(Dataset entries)
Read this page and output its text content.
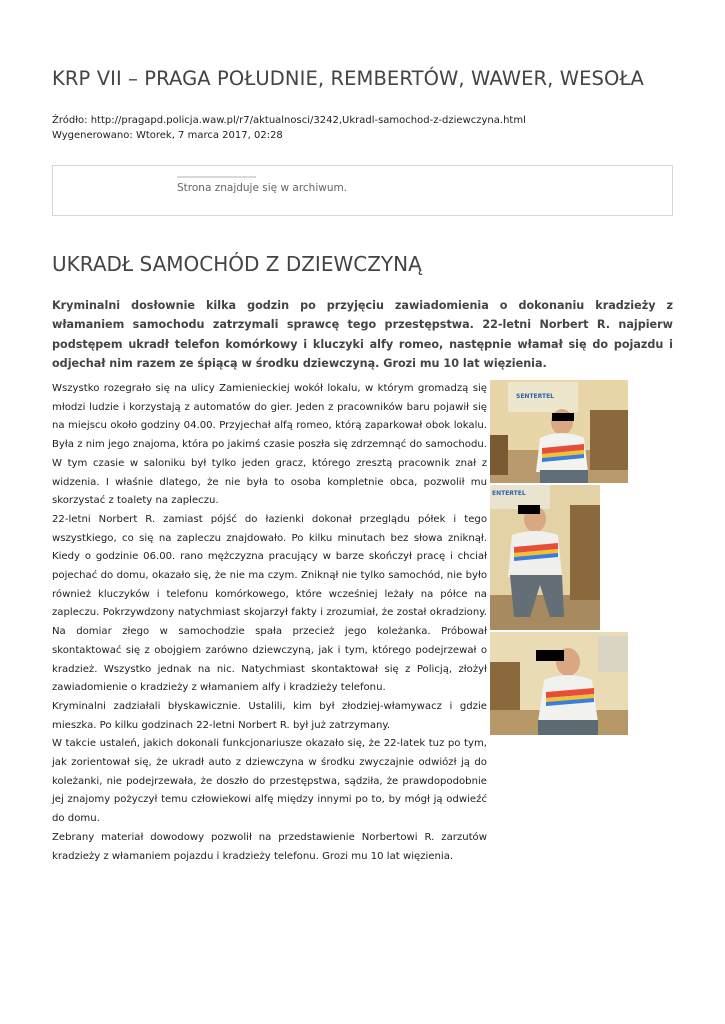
KRP VII – PRAGA POŁUDNIE, REMBERTÓW, WAWER, WESOŁA
Źródło: http://pragapd.policja.waw.pl/r7/aktualnosci/3242,Ukradl-samochod-z-dziewczyna.html
Wygenerowano: Wtorek, 7 marca 2017, 02:28
Strona znajduje się w archiwum.
UKRADŁ SAMOCHÓD Z DZIEWCZYNĄ

Kryminalni dosłownie kilka godzin po przyjęciu zawiadomienia o dokonaniu kradzieży z włamaniem samochodu zatrzymali sprawcę tego przestępstwa. 22-letni Norbert R. najpierw podstępem ukradł telefon komórkowy i kluczyki alfy romeo, następnie włamał się do pojazdu i odjechał nim razem ze śpiącą w środku dziewczyną. Grozi mu 10 lat więzienia.

Wszystko rozegrało się na ulicy Zamienieckiej wokół lokalu, w którym gromadzą się młodzi ludzie i korzystają z automatów do gier. Jeden z pracowników baru pojawił się na miejscu około godziny 04.00. Przyjechał alfą romeo, którą zaparkował obok lokalu. Była z nim jego znajoma, która po jakimś czasie poszła się zdrzemnąć do samochodu. W tym czasie w saloniku był tylko jeden gracz, którego zresztą pracownik znał z widzenia. I właśnie dlatego, że nie była to osoba kompletnie obca, pozwolił mu skorzystać z toalety na zapleczu.

22-letni Norbert R. zamiast pójść do łazienki dokonał przeglądu półek i tego wszystkiego, co się na zapleczu znajdowało. Po kilku minutach bez słowa zniknął. Kiedy o godzinie 06.00. rano mężczyzna pracujący w barze skończył pracę i chciał pojechać do domu, okazało się, że nie ma czym. Zniknął nie tylko samochód, nie było również kluczyków i telefonu komórkowego, które wcześniej leżały na półce na zapleczu. Pokrzywdzony natychmiast skojarzył fakty i zrozumiał, że został okradziony. Na domiar złego w samochodzie spała przecież jego koleżanka. Próbował skontaktować się z obojgiem zarówno dziewczyną, jak i tym, którego podejrzewał o kradzież. Wszystko jednak na nic. Natychmiast skontaktował się z Policją, złożył zawiadomienie o kradzieży z włamaniem alfy i kradzieży telefonu.

Kryminalni zadziałali błyskawicznie. Ustalili, kim był złodziej-włamywacz i gdzie mieszka. Po kilku godzinach 22-letni Norbert R. był już zatrzymany.

W takcie ustaleń, jakich dokonali funkcjonariusze okazało się, że 22-latek tuz po tym, jak zorientował się, że ukradł auto z dziewczyna w środku zwyczajnie odwiózł ją do koleżanki, nie podejrzewała, że doszło do przestępstwa, sądziła, że prawdopodobnie jej znajomy pożyczył temu człowiekowi alfę między innymi po to, by mógł ją odwieźć do domu.

Zebrany materiał dowodowy pozwolił na przedstawienie Norbertowi R. zarzutów kradzieży z włamaniem pojazdu i kradzieży telefonu. Grozi mu 10 lat więzienia.

SENTERTEL
ENTERTEL
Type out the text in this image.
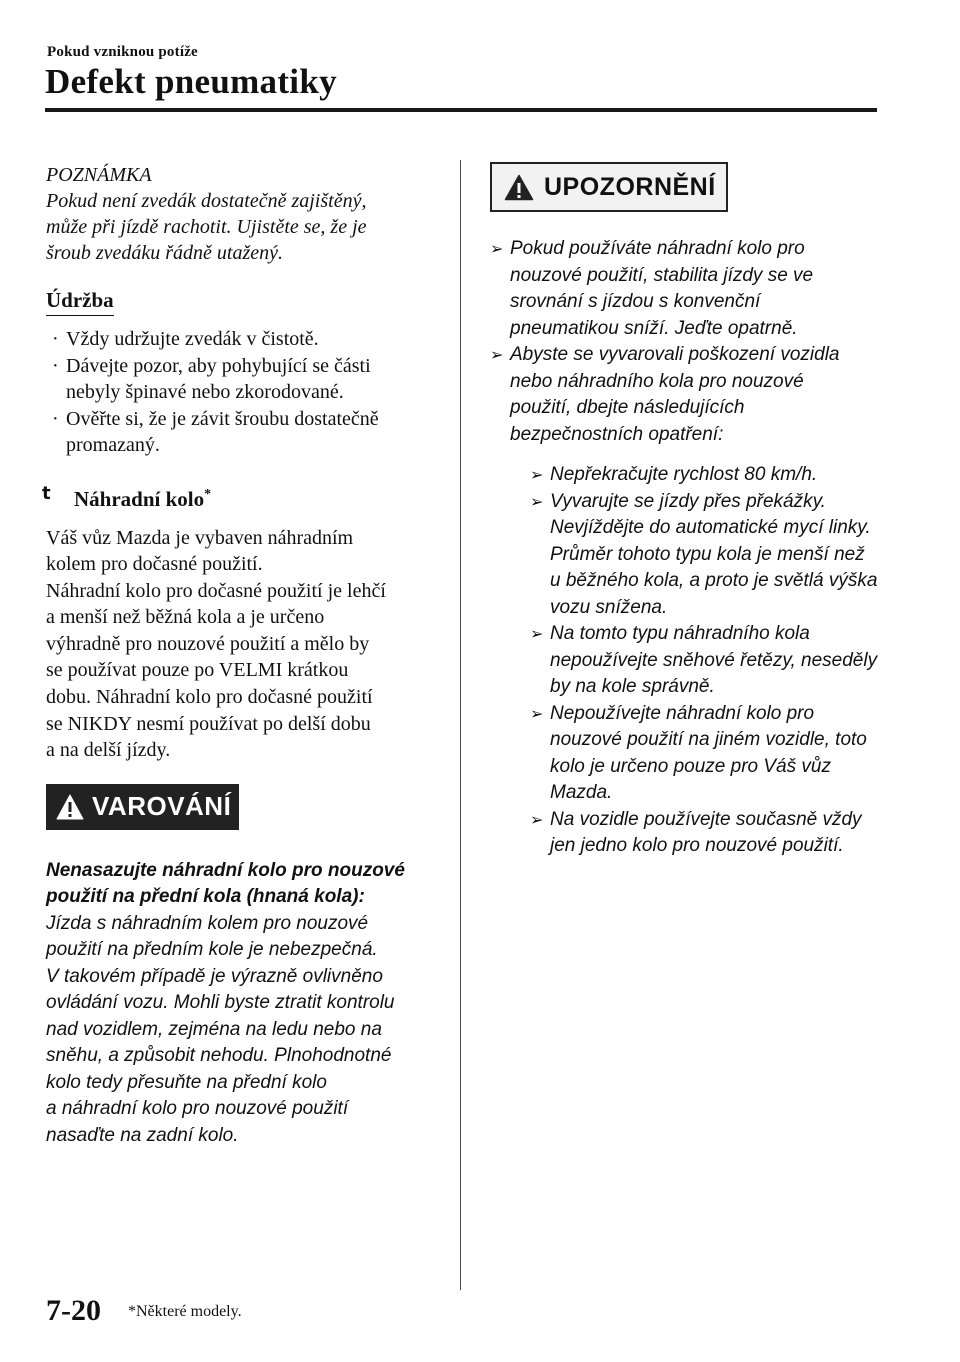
Pokud vzniknou potíže
Defekt pneumatiky
POZNÁMKA

Pokud není zvedák dostatečně zajištěný,

může při jízdě rachotit. Ujistěte se, že je

šroub zvedáku řádně utažený.

Údržba
· Vždy udržujte zvedák v čistotě.
· Dávejte pozor, aby pohybující se části
nebyly špinavé nebo zkorodované.
· Ověřte si, že je závit šroubu dostatečně
promazaný.
t Náhradní kolo*
Váš vůz Mazda je vybaven náhradním
kolem pro dočasné použití.
Náhradní kolo pro dočasné použití je lehčí
a menší než běžná kola a je určeno
výhradně pro nouzové použití a mělo by
se používat pouze po VELMI krátkou
dobu. Náhradní kolo pro dočasné použití
se NIKDY nesmí používat po delší dobu
a na delší jízdy.
VAROVÁNÍ
Nenasazujte náhradní kolo pro nouzové
použití na přední kola (hnaná kola):
Jízda s náhradním kolem pro nouzové
použití na předním kole je nebezpečná.
V takovém případě je výrazně ovlivněno
ovládání vozu. Mohli byste ztratit kontrolu
nad vozidlem, zejména na ledu nebo na
sněhu, a způsobit nehodu. Plnohodnotné
kolo tedy přesuňte na přední kolo
a náhradní kolo pro nouzové použití
nasaďte na zadní kolo.
UPOZORNĚNÍ
➢ Pokud používáte náhradní kolo pro
nouzové použití, stabilita jízdy se ve
srovnání s jízdou s konvenční
pneumatikou sníží. Jeďte opatrně.
➢ Abyste se vyvarovali poškození vozidla
nebo náhradního kola pro nouzové
použití, dbejte následujících
bezpečnostních opatření:
➢ Nepřekračujte rychlost 80 km/h.
➢ Vyvarujte se jízdy přes překážky.
Nevjíždějte do automatické mycí linky.
Průměr tohoto typu kola je menší než
u běžného kola, a proto je světlá výška
vozu snížena.
➢ Na tomto typu náhradního kola
nepoužívejte sněhové řetězy, neseděly
by na kole správně.
➢ Nepoužívejte náhradní kolo pro
nouzové použití na jiném vozidle, toto
kolo je určeno pouze pro Váš vůz
Mazda.
➢ Na vozidle používejte současně vždy
jen jedno kolo pro nouzové použití.
7-20 *Některé modely.
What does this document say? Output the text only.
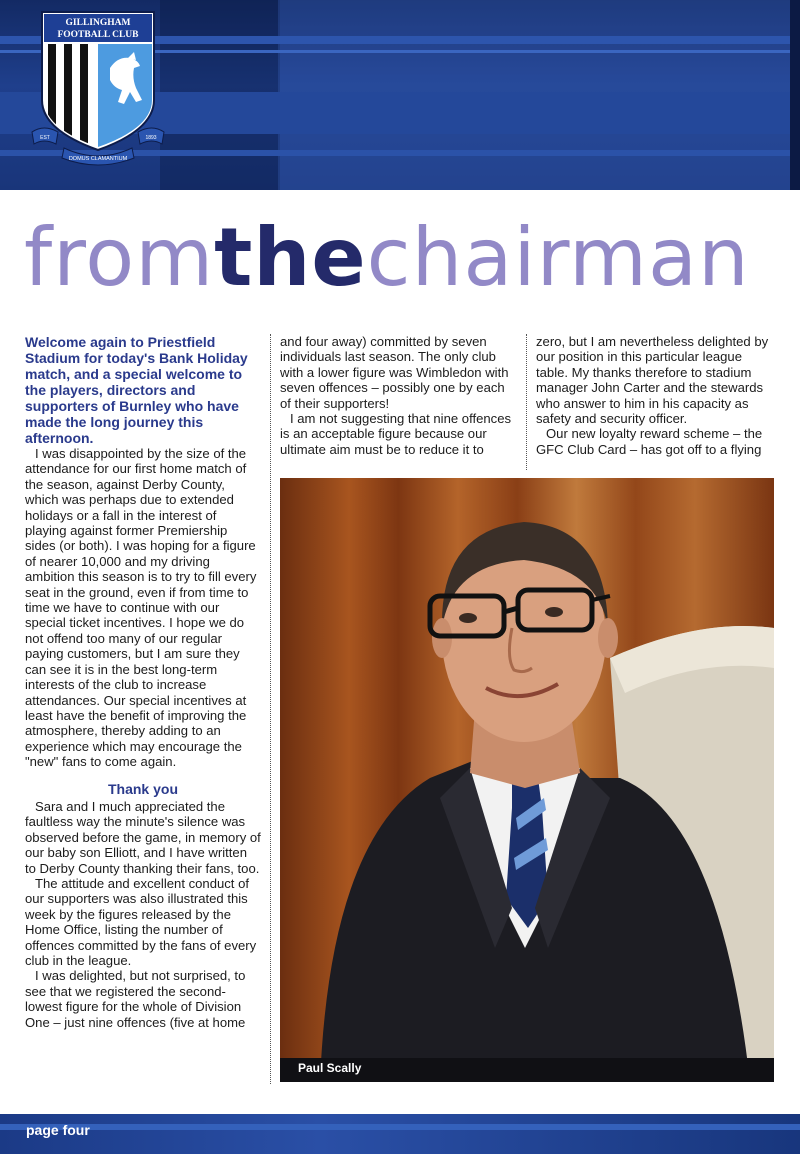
GILLINGHAM
FOOTBALL CLUB
EST	1893
DOMUS CLAMANTIUM
fromthechairman

Welcome again to Priestfield Stadium for today's Bank Holiday match, and a special welcome to the players, directors and supporters of Burnley who have made the long journey this afternoon.

I was disappointed by the size of the attendance for our first home match of the season, against Derby County, which was perhaps due to extended holidays or a fall in the interest of playing against former Premiership sides (or both). I was hoping for a figure of nearer 10,000 and my driving ambition this season is to try to fill every seat in the ground, even if from time to time we have to continue with our special ticket incentives. I hope we do not offend too many of our regular paying customers, but I am sure they can see it is in the best long-term interests of the club to increase attendances. Our special incentives at least have the benefit of improving the atmosphere, thereby adding to an experience which may encourage the "new" fans to come again.

Thank you

Sara and I much appreciated the faultless way the minute's silence was observed before the game, in memory of our baby son Elliott, and I have written to Derby County thanking their fans, too.

The attitude and excellent conduct of our supporters was also illustrated this week by the figures released by the Home Office, listing the number of offences committed by the fans of every club in the league.

I was delighted, but not surprised, to see that we registered the second-lowest figure for the whole of Division One – just nine offences (five at home

and four away) committed by seven individuals last season. The only club with a lower figure was Wimbledon with seven offences – possibly one by each of their supporters!

I am not suggesting that nine offences is an acceptable figure because our ultimate aim must be to reduce it to

zero, but I am nevertheless delighted by our position in this particular league table. My thanks therefore to stadium manager John Carter and the stewards who answer to him in his capacity as safety and security officer.

Our new loyalty reward scheme – the GFC Club Card – has got off to a flying

Paul Scally
page four
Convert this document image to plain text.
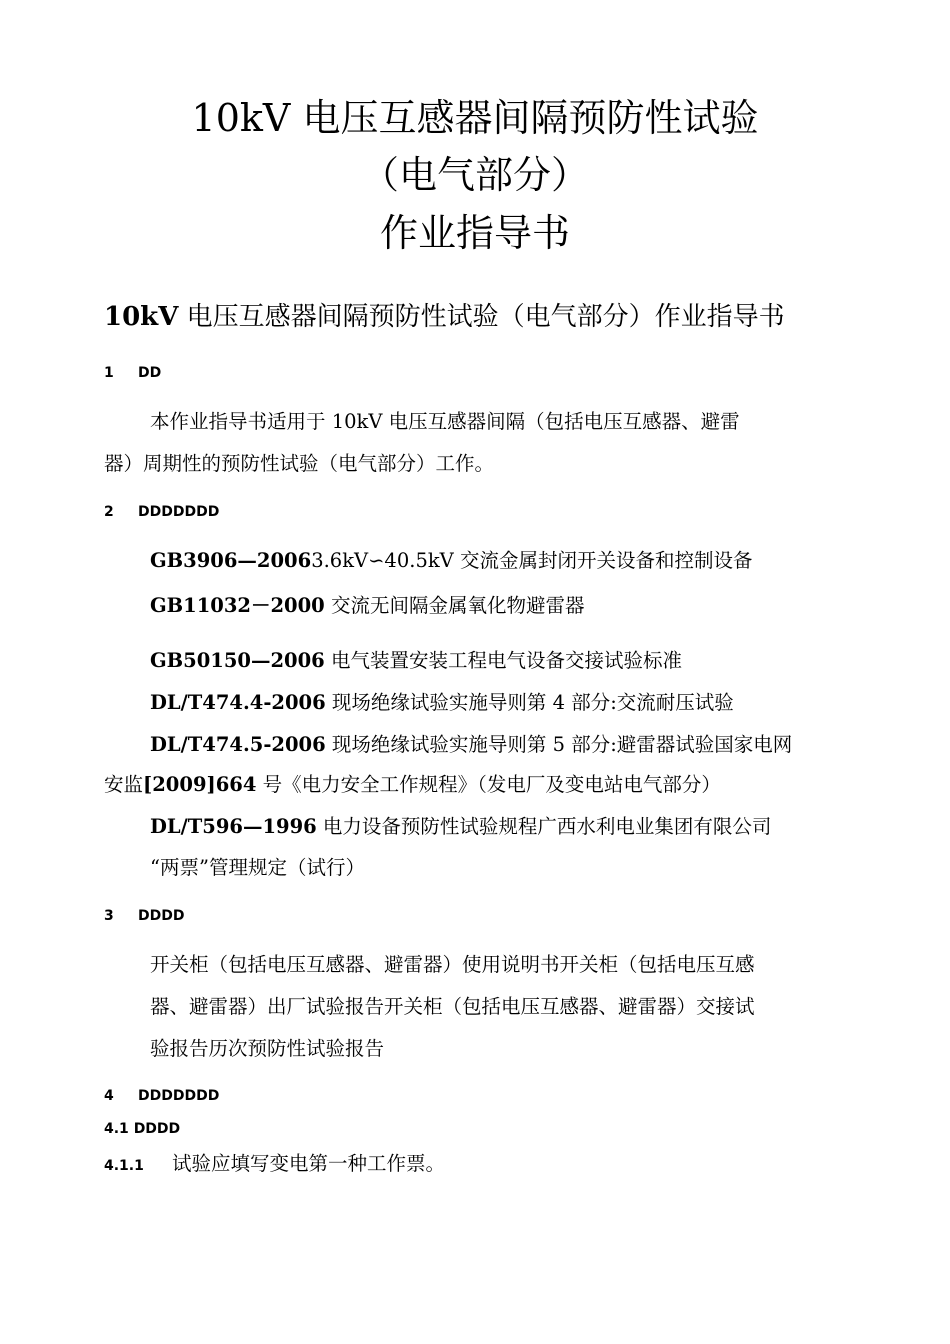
10kV 电压互感器间隔预防性试验
（电气部分）
作业指导书
10kV 电压互感器间隔预防性试验（电气部分）作业指导书
1 DD
本作业指导书适用于 10kV 电压互感器间隔（包括电压互感器、避雷
器）周期性的预防性试验（电气部分）工作。
2 DDDDDDD
GB3906—20063.6kV∽40.5kV 交流金属封闭开关设备和控制设备
GB11032－2000 交流无间隔金属氧化物避雷器
GB50150—2006 电气装置安装工程电气设备交接试验标准
DL/T474.4-2006 现场绝缘试验实施导则第 4 部分:交流耐压试验
DL/T474.5-2006 现场绝缘试验实施导则第 5 部分:避雷器试验国家电网
安监[2009]664 号《电力安全工作规程》（发电厂及变电站电气部分）
DL/T596—1996 电力设备预防性试验规程广西水利电业集团有限公司
“两票”管理规定（试行）
3 DDDD
开关柜（包括电压互感器、避雷器）使用说明书开关柜（包括电压互感
器、避雷器）出厂试验报告开关柜（包括电压互感器、避雷器）交接试
验报告历次预防性试验报告
4 DDDDDDD
4.1 DDDD
4.1.1 试验应填写变电第一种工作票。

What you should do:
Beginning with the line containing "Convert this document image to plain text." and ending with the last line of the material, output each line exactly; do not include pictures.

Output below:
Convert this document image to plain text.
10kV 电压互感器间隔预防性试验
（电气部分）
作业指导书
10kV 电压互感器间隔预防性试验（电气部分）作业指导书
1 DD
本作业指导书适用于 10kV 电压互感器间隔（包括电压互感器、避雷
器）周期性的预防性试验（电气部分）工作。
2 DDDDDDD
GB3906—20063.6kV∽40.5kV 交流金属封闭开关设备和控制设备
GB11032－2000 交流无间隔金属氧化物避雷器
GB50150—2006 电气装置安装工程电气设备交接试验标准
DL/T474.4-2006 现场绝缘试验实施导则第 4 部分:交流耐压试验
DL/T474.5-2006 现场绝缘试验实施导则第 5 部分:避雷器试验国家电网
安监[2009]664 号《电力安全工作规程》（发电厂及变电站电气部分）
DL/T596—1996 电力设备预防性试验规程广西水利电业集团有限公司
“两票”管理规定（试行）
3 DDDD
开关柜（包括电压互感器、避雷器）使用说明书开关柜（包括电压互感
器、避雷器）出厂试验报告开关柜（包括电压互感器、避雷器）交接试
验报告历次预防性试验报告
4 DDDDDDD
4.1 DDDD
4.1.1 试验应填写变电第一种工作票。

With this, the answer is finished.